Data for the task
>> Start

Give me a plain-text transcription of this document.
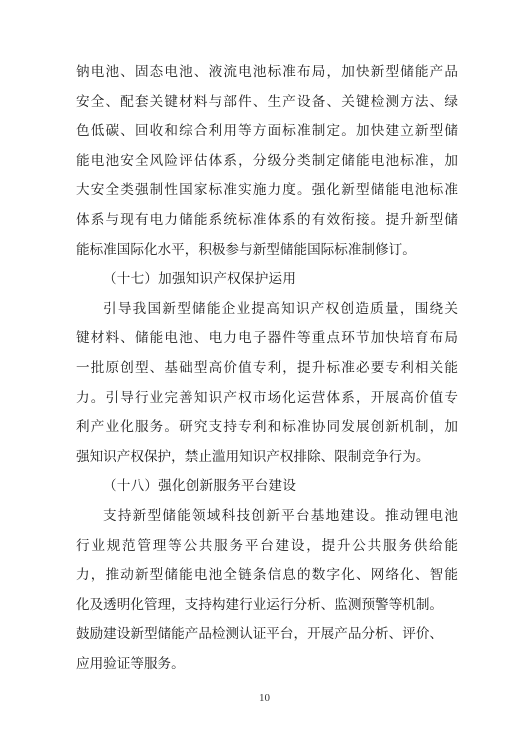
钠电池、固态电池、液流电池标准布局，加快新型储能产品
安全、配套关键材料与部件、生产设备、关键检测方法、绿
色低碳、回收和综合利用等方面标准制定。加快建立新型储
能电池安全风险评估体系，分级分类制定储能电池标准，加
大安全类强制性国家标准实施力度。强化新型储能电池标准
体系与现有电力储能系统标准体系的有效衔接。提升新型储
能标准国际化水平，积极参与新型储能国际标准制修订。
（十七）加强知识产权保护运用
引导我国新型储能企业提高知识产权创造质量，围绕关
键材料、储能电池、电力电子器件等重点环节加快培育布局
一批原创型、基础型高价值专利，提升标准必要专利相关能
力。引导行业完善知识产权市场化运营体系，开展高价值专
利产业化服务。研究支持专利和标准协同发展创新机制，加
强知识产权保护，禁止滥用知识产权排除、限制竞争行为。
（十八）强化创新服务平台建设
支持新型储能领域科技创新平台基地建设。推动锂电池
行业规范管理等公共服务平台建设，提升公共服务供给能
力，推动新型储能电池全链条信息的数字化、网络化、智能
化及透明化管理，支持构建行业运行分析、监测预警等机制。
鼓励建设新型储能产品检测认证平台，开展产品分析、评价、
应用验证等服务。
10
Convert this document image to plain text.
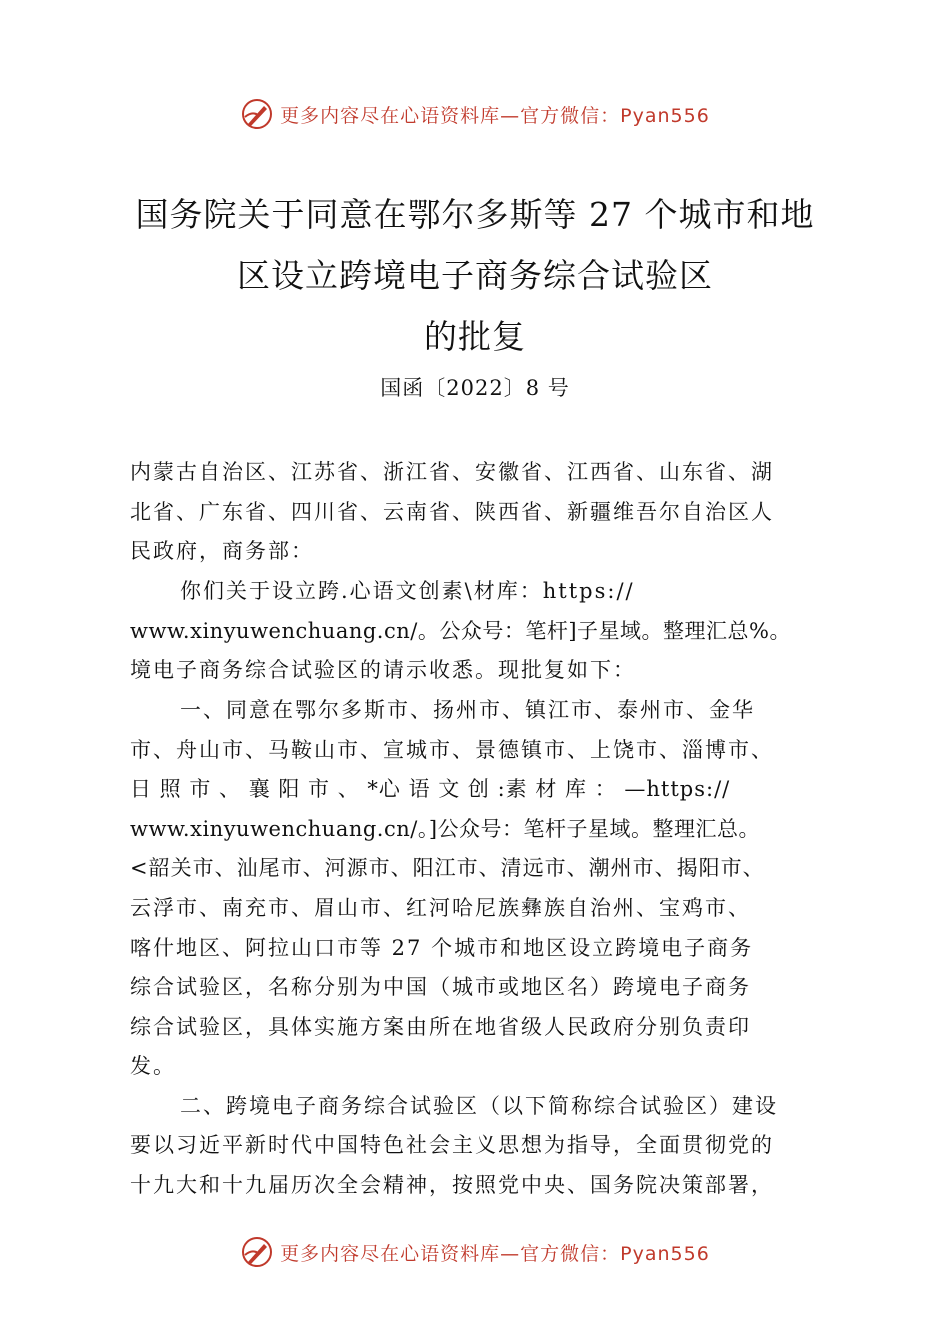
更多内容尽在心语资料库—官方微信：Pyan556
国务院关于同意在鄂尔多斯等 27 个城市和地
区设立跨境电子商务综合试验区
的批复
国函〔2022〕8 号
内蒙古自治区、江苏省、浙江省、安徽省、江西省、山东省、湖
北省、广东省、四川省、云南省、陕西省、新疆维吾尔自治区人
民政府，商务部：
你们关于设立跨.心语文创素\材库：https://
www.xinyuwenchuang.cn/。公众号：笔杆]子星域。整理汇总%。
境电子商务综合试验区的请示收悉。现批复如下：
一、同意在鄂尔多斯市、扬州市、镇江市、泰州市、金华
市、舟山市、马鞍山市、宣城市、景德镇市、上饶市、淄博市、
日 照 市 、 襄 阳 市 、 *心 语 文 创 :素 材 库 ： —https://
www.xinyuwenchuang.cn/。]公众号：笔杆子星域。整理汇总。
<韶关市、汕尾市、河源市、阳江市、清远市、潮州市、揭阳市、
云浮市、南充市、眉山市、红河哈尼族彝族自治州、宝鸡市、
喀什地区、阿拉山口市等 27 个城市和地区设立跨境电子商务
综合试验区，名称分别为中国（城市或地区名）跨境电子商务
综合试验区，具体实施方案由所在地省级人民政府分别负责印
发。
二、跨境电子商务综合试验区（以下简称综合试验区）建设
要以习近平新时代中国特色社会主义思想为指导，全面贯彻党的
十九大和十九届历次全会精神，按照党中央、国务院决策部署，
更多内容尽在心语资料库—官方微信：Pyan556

>> End

What you have to do
Leave out the pictures and copy everything else in the records word for word.

Complete output
Give me a plain-text transcription of this document.
钠电池、固态电池、液流电池标准布局，加快新型储能产品
安全、配套关键材料与部件、生产设备、关键检测方法、绿
色低碳、回收和综合利用等方面标准制定。加快建立新型储
能电池安全风险评估体系，分级分类制定储能电池标准，加
大安全类强制性国家标准实施力度。强化新型储能电池标准
体系与现有电力储能系统标准体系的有效衔接。提升新型储
能标准国际化水平，积极参与新型储能国际标准制修订。
（十七）加强知识产权保护运用
引导我国新型储能企业提高知识产权创造质量，围绕关
键材料、储能电池、电力电子器件等重点环节加快培育布局
一批原创型、基础型高价值专利，提升标准必要专利相关能
力。引导行业完善知识产权市场化运营体系，开展高价值专
利产业化服务。研究支持专利和标准协同发展创新机制，加
强知识产权保护，禁止滥用知识产权排除、限制竞争行为。
（十八）强化创新服务平台建设
支持新型储能领域科技创新平台基地建设。推动锂电池
行业规范管理等公共服务平台建设，提升公共服务供给能
力，推动新型储能电池全链条信息的数字化、网络化、智能
化及透明化管理，支持构建行业运行分析、监测预警等机制。
鼓励建设新型储能产品检测认证平台，开展产品分析、评价、
应用验证等服务。
10
Convert this document image to plain text.
更多内容尽在心语资料库—官方微信：Pyan556
国务院关于同意在鄂尔多斯等 27 个城市和地
区设立跨境电子商务综合试验区
的批复
国函〔2022〕8 号
内蒙古自治区、江苏省、浙江省、安徽省、江西省、山东省、湖
北省、广东省、四川省、云南省、陕西省、新疆维吾尔自治区人
民政府，商务部：
你们关于设立跨.心语文创素\材库：https://
www.xinyuwenchuang.cn/。公众号：笔杆]子星域。整理汇总%。
境电子商务综合试验区的请示收悉。现批复如下：
一、同意在鄂尔多斯市、扬州市、镇江市、泰州市、金华
市、舟山市、马鞍山市、宣城市、景德镇市、上饶市、淄博市、
日 照 市 、 襄 阳 市 、 *心 语 文 创 :素 材 库 ： —https://
www.xinyuwenchuang.cn/。]公众号：笔杆子星域。整理汇总。
<韶关市、汕尾市、河源市、阳江市、清远市、潮州市、揭阳市、
云浮市、南充市、眉山市、红河哈尼族彝族自治州、宝鸡市、
喀什地区、阿拉山口市等 27 个城市和地区设立跨境电子商务
综合试验区，名称分别为中国（城市或地区名）跨境电子商务
综合试验区，具体实施方案由所在地省级人民政府分别负责印
发。
二、跨境电子商务综合试验区（以下简称综合试验区）建设
要以习近平新时代中国特色社会主义思想为指导，全面贯彻党的
十九大和十九届历次全会精神，按照党中央、国务院决策部署，
更多内容尽在心语资料库—官方微信：Pyan556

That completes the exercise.